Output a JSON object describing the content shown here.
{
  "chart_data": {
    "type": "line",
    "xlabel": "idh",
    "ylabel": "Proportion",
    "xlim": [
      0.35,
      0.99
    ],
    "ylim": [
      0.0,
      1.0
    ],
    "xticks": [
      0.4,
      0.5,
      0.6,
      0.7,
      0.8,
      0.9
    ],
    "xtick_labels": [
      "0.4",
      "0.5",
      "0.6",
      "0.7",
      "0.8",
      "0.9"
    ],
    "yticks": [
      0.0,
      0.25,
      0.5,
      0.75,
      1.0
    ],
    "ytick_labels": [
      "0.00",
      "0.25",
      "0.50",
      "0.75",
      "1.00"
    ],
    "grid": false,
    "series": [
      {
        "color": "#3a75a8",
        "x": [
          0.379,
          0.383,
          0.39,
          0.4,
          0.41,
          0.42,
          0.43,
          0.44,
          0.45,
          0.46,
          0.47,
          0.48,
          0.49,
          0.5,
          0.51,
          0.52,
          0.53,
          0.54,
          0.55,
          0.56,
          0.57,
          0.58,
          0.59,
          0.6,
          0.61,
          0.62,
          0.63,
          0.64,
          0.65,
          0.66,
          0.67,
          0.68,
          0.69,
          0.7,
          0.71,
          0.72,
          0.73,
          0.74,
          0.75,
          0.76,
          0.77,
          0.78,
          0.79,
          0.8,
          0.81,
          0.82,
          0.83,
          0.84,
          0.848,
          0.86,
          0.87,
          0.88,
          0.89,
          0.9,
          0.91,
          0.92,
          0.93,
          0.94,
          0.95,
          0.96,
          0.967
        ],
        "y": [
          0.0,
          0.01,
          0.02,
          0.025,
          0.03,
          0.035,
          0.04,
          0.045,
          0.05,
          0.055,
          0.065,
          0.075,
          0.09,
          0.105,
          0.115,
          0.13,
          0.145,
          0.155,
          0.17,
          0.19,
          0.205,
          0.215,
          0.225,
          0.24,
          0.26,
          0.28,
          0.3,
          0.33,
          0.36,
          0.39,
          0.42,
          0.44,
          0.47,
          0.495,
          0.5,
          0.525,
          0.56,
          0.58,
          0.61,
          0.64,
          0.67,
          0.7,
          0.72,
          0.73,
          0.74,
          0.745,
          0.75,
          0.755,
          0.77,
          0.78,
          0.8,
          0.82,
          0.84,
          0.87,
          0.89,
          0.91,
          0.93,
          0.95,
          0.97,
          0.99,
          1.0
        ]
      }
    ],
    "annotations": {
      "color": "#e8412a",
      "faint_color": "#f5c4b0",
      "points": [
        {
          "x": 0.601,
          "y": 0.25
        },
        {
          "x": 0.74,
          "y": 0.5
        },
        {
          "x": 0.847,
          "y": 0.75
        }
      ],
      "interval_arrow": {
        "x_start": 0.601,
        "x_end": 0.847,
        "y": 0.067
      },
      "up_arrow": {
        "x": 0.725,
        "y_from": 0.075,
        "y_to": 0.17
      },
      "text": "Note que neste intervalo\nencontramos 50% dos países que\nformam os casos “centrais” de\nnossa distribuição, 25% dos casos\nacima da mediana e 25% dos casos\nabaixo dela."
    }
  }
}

---+---

** EXERCISE BRIEF **
The listing above should be transcribed in full, exactly as written.

** FINISHED ANSWER **
Output a JSON object describing the content shown here.
{
  "chart_data": {
    "type": "line",
    "xlabel": "idh",
    "ylabel": "Proportion",
    "xlim": [
      0.35,
      0.99
    ],
    "ylim": [
      0.0,
      1.0
    ],
    "xticks": [
      0.4,
      0.5,
      0.6,
      0.7,
      0.8,
      0.9
    ],
    "xtick_labels": [
      "0.4",
      "0.5",
      "0.6",
      "0.7",
      "0.8",
      "0.9"
    ],
    "yticks": [
      0.0,
      0.25,
      0.5,
      0.75,
      1.0
    ],
    "ytick_labels": [
      "0.00",
      "0.25",
      "0.50",
      "0.75",
      "1.00"
    ],
    "grid": false,
    "series": [
      {
        "color": "#3a75a8",
        "x": [
          0.379,
          0.383,
          0.39,
          0.4,
          0.41,
          0.42,
          0.43,
          0.44,
          0.45,
          0.46,
          0.47,
          0.48,
          0.49,
          0.5,
          0.51,
          0.52,
          0.53,
          0.54,
          0.55,
          0.56,
          0.57,
          0.58,
          0.59,
          0.6,
          0.61,
          0.62,
          0.63,
          0.64,
          0.65,
          0.66,
          0.67,
          0.68,
          0.69,
          0.7,
          0.71,
          0.72,
          0.73,
          0.74,
          0.75,
          0.76,
          0.77,
          0.78,
          0.79,
          0.8,
          0.81,
          0.82,
          0.83,
          0.84,
          0.848,
          0.86,
          0.87,
          0.88,
          0.89,
          0.9,
          0.91,
          0.92,
          0.93,
          0.94,
          0.95,
          0.96,
          0.967
        ],
        "y": [
          0.0,
          0.01,
          0.02,
          0.025,
          0.03,
          0.035,
          0.04,
          0.045,
          0.05,
          0.055,
          0.065,
          0.075,
          0.09,
          0.105,
          0.115,
          0.13,
          0.145,
          0.155,
          0.17,
          0.19,
          0.205,
          0.215,
          0.225,
          0.24,
          0.26,
          0.28,
          0.3,
          0.33,
          0.36,
          0.39,
          0.42,
          0.44,
          0.47,
          0.495,
          0.5,
          0.525,
          0.56,
          0.58,
          0.61,
          0.64,
          0.67,
          0.7,
          0.72,
          0.73,
          0.74,
          0.745,
          0.75,
          0.755,
          0.77,
          0.78,
          0.8,
          0.82,
          0.84,
          0.87,
          0.89,
          0.91,
          0.93,
          0.95,
          0.97,
          0.99,
          1.0
        ]
      }
    ],
    "annotations": {
      "color": "#e8412a",
      "faint_color": "#f5c4b0",
      "points": [
        {
          "x": 0.601,
          "y": 0.25
        },
        {
          "x": 0.74,
          "y": 0.5
        },
        {
          "x": 0.847,
          "y": 0.75
        }
      ],
      "interval_arrow": {
        "x_start": 0.601,
        "x_end": 0.847,
        "y": 0.067
      },
      "up_arrow": {
        "x": 0.725,
        "y_from": 0.075,
        "y_to": 0.17
      },
      "text": "Note que neste intervalo\nencontramos 50% dos países que\nformam os casos “centrais” de\nnossa distribuição, 25% dos casos\nacima da mediana e 25% dos casos\nabaixo dela."
    }
  }
}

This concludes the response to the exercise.